Job: Among the entries, which lines carry the string "title"? Copy each of them.

Stored data:
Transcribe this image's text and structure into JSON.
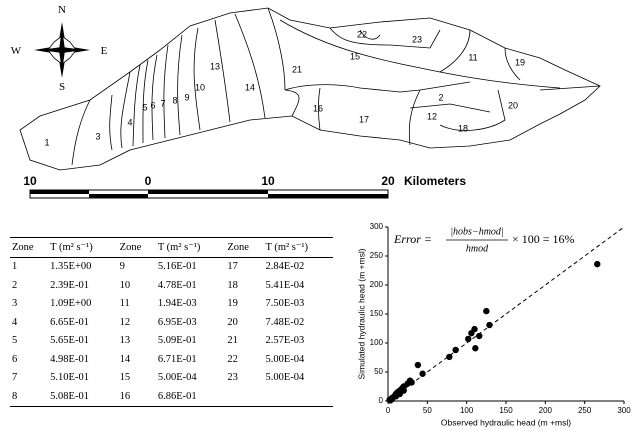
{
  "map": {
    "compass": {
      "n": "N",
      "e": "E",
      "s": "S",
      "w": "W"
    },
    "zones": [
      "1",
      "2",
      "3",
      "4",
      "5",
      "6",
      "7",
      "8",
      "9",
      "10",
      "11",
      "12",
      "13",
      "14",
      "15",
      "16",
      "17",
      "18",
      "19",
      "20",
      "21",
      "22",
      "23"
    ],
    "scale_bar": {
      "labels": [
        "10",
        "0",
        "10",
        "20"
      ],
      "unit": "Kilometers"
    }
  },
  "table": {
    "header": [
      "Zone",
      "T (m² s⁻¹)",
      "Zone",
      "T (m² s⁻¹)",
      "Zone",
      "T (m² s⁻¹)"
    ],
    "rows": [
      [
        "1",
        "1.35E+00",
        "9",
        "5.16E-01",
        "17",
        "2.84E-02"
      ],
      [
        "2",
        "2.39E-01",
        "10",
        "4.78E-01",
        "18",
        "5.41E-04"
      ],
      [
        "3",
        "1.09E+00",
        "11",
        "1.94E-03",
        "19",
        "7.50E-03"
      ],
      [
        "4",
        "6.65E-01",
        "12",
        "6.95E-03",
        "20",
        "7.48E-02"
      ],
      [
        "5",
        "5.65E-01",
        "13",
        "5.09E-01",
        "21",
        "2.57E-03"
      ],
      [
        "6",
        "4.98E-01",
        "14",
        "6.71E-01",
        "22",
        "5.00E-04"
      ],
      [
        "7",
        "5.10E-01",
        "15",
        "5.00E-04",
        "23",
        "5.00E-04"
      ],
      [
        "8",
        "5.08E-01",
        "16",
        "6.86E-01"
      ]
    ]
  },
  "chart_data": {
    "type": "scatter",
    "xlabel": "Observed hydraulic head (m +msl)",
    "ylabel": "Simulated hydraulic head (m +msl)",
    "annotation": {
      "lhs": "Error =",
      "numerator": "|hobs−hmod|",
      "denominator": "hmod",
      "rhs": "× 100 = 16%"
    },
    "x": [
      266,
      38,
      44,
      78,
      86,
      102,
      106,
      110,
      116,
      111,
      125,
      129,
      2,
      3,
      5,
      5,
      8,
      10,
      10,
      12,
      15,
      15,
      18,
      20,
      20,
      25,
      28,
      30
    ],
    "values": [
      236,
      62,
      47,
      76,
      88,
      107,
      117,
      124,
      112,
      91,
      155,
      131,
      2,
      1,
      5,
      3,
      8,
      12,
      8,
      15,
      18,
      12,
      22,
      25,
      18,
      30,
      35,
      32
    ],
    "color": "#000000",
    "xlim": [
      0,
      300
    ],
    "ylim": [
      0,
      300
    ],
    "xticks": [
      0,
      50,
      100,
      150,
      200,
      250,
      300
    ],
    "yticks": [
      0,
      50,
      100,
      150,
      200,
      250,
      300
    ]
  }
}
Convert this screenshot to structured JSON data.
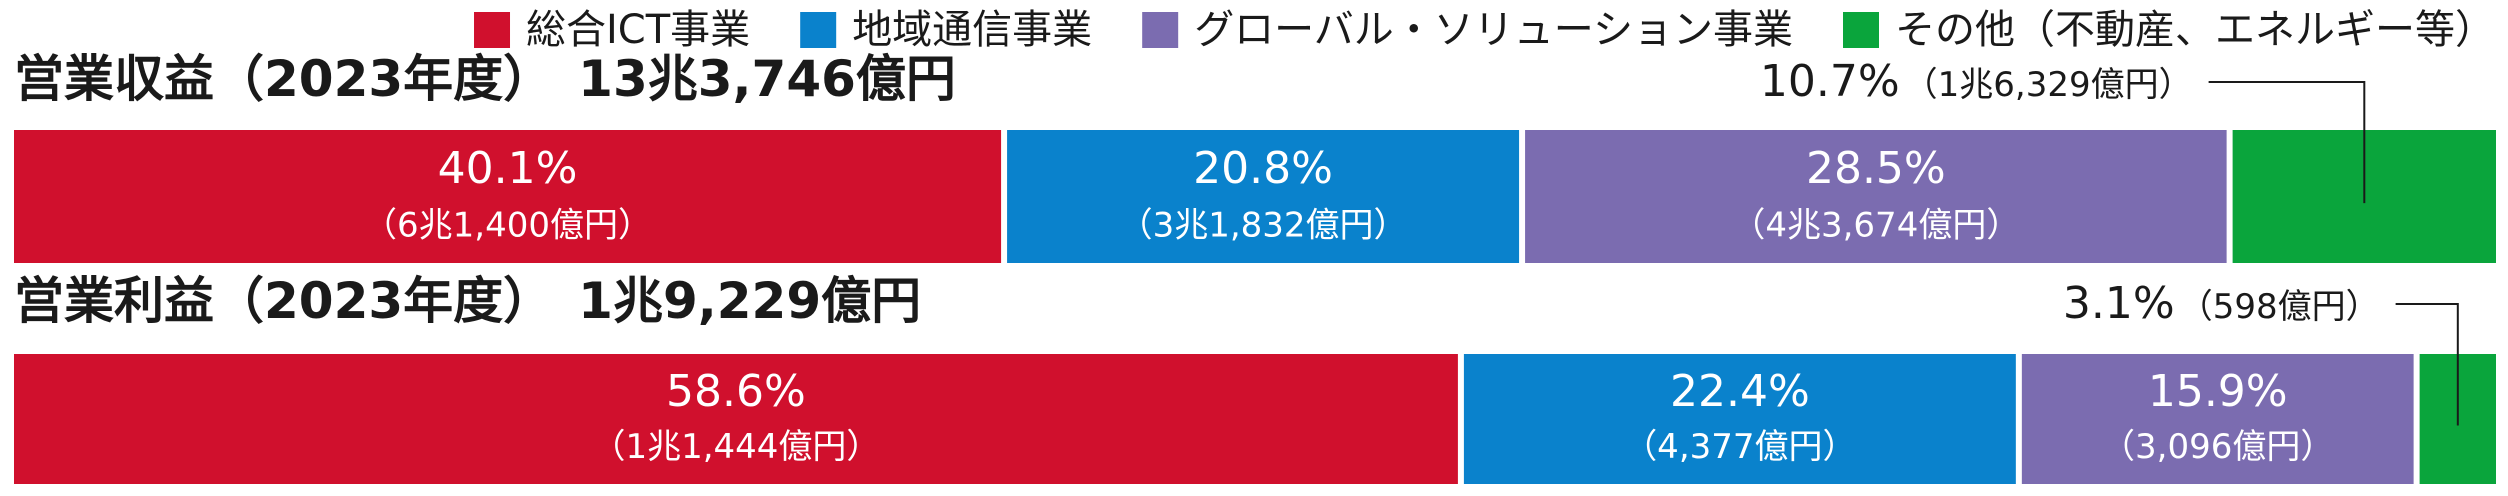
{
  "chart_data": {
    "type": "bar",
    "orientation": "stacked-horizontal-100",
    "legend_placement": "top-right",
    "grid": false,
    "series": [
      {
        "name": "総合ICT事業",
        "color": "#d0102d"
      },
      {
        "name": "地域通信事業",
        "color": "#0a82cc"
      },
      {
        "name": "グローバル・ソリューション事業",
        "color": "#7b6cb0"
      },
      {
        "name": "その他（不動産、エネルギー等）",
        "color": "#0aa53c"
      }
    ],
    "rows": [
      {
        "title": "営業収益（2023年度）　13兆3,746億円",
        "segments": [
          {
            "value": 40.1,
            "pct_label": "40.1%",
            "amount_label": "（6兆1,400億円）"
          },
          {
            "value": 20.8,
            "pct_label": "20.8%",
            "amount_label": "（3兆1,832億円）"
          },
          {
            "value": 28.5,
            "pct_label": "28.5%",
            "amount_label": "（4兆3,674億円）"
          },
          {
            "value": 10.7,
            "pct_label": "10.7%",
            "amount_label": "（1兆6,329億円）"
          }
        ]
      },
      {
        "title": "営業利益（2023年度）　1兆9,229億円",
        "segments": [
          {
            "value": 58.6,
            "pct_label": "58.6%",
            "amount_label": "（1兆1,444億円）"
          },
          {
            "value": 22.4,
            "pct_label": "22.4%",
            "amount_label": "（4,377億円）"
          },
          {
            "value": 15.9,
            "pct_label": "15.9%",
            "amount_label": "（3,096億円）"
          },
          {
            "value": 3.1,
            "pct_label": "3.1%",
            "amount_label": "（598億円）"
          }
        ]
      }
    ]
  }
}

Solution to the exercise:
        "title": "営業収益（2023年度）　13兆3,746億円",
        "title": "営業利益（2023年度）　1兆9,229億円",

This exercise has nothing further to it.